_Excerpts from a figure dataset_
________________
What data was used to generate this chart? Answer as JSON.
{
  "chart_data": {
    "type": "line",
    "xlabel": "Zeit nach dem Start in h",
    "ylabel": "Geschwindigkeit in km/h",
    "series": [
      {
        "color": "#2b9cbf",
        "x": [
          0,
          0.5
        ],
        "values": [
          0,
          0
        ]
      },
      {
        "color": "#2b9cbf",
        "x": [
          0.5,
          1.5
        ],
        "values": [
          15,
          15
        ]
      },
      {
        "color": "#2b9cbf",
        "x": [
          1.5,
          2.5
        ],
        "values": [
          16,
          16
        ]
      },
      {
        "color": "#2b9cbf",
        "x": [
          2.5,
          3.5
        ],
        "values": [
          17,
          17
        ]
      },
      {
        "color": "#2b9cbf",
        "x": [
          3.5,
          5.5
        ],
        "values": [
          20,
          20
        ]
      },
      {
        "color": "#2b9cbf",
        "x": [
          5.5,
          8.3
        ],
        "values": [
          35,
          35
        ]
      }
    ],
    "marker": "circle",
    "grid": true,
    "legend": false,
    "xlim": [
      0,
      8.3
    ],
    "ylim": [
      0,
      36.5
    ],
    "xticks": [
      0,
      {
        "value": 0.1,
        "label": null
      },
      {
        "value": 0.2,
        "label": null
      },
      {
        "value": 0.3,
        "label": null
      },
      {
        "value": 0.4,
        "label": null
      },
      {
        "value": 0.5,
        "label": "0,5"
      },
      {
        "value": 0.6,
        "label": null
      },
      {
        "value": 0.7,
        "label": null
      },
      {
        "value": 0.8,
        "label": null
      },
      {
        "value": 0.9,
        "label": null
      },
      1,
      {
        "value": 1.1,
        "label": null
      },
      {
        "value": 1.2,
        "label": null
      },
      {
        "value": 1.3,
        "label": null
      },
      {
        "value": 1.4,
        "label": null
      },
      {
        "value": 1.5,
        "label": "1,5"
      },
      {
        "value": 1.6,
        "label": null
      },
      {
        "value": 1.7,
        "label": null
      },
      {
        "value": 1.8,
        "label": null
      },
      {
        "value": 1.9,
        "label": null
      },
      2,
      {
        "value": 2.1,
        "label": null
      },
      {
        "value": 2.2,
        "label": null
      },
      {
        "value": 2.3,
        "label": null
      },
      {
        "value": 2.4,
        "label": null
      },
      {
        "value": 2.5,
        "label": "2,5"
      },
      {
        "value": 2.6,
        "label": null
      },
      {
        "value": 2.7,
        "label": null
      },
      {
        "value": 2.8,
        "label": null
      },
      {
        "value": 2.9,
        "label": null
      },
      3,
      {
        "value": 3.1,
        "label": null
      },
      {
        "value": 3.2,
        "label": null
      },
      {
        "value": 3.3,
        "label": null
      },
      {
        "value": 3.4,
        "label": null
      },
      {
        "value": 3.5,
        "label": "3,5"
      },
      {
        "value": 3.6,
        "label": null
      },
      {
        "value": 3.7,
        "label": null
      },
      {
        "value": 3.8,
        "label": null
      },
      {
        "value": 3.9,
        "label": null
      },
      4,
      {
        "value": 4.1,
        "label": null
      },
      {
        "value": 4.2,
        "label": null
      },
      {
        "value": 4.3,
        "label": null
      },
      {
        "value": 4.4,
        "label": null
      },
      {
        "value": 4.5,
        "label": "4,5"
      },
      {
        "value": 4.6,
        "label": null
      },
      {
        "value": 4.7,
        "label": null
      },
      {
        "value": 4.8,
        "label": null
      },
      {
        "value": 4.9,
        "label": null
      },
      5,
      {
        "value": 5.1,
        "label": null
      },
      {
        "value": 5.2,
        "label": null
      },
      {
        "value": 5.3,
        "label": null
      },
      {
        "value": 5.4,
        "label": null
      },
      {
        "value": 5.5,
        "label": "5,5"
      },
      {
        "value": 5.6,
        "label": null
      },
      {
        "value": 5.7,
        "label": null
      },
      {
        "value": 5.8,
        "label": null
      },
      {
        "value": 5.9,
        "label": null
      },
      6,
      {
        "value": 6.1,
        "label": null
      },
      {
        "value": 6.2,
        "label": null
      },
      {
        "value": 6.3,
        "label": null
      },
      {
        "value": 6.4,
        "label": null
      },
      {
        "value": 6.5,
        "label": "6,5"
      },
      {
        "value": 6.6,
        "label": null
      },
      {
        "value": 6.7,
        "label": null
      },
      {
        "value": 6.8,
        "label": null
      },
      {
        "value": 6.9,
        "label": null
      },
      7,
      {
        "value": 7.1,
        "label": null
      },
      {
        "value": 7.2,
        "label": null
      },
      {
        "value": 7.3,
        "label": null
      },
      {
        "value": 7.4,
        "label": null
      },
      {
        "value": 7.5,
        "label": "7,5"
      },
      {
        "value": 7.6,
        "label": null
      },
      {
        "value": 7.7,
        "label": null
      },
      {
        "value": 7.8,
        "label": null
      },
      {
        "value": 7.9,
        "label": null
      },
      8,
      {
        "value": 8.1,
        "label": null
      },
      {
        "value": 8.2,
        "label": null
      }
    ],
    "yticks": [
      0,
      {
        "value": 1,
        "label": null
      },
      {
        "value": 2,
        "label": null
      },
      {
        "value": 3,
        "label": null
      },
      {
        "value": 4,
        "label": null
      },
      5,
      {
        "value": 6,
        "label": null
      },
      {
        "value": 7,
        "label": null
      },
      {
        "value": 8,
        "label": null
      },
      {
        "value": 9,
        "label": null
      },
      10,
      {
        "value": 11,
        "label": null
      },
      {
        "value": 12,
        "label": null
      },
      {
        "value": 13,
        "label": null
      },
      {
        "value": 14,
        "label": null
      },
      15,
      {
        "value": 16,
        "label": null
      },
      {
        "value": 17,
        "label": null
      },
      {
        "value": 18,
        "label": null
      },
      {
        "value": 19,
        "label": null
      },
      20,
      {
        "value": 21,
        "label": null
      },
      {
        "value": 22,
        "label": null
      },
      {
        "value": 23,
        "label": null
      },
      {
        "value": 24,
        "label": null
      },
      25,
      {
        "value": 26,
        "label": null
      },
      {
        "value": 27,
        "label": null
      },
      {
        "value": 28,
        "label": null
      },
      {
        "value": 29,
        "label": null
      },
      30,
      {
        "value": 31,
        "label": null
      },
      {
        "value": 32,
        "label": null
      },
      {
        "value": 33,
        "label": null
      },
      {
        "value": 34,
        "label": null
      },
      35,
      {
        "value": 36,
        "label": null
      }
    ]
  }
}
________________
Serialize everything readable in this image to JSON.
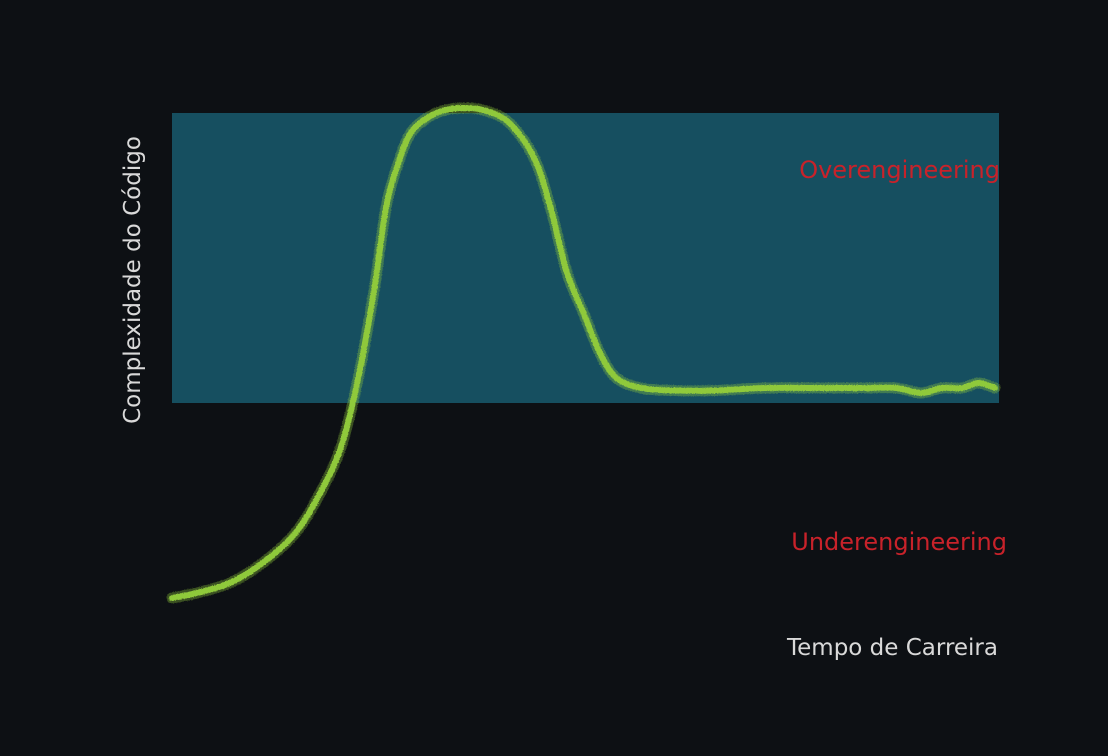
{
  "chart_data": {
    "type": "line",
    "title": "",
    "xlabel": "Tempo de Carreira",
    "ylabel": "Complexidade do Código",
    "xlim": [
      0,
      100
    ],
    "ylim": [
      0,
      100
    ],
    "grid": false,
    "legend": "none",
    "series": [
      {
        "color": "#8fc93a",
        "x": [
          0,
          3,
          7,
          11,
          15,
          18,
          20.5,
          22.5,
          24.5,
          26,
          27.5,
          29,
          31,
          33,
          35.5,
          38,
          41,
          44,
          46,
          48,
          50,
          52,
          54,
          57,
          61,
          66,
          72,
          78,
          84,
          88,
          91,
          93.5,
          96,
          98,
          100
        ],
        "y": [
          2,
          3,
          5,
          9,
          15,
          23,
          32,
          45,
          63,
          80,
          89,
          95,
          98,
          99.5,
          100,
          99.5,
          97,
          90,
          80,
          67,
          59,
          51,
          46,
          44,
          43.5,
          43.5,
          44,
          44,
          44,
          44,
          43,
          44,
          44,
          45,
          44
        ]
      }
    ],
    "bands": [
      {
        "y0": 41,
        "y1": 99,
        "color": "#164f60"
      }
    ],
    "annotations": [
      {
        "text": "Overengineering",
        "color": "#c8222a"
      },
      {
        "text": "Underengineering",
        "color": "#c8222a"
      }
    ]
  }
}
________________
_Exercise description_
Find how many lines hold the string "ylabel", and state that number alone.

_Solution to this exercise_
2